== Page extract ==
=-=-=-=-=
Anti-Political Communist Anarchist Humanist Reflections

herocious

Whenever someone is willing to mail me their journal or book object to review, I always make myself available. In fact, I’ll do almost anything that doesn’t cost money, except eat at restaurants that use hydrogenated oil and/or corn syrup and/or msg.

The first review I produced under this unwritten contract was for the master of gimmick, Tao Lin. His publisher, Melville House, mailed me a copy of his newest book, RICHARD YATES, provided I write a review on The Open End. There was no deadline, but I knew SEP 7th, 2010 was the official release of RY, so I wanted to read the book and write the review before then.

I did: Tao Lin’s Richard Yates Book Review

Well, this weekend I got my second review material in the mail, an anti-political communist journal called LETTERS. Just so you know, this isn’t my review. Not yet. I haven’t read all the material they sent, which is 3-part:

Issue III & Issue IV & a Literary Supplement.
=-=-=-=-=
== Dataset extract ==
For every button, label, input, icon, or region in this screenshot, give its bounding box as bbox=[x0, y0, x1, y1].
=-=-=-=-=
== Task requirements ==
Can you write out the blog post's passage starting with "Well, this weekend" and going on through "a Literary Supplement.", substituting "week" for "weekend"?

== Task output ==
Well, this week I got my second review material in the mail, an anti-political communist journal called LETTERS. Just so you know, this isn’t my review. Not yet. I haven’t read all the material they sent, which is 3-part:

Issue III & Issue IV & a Literary Supplement.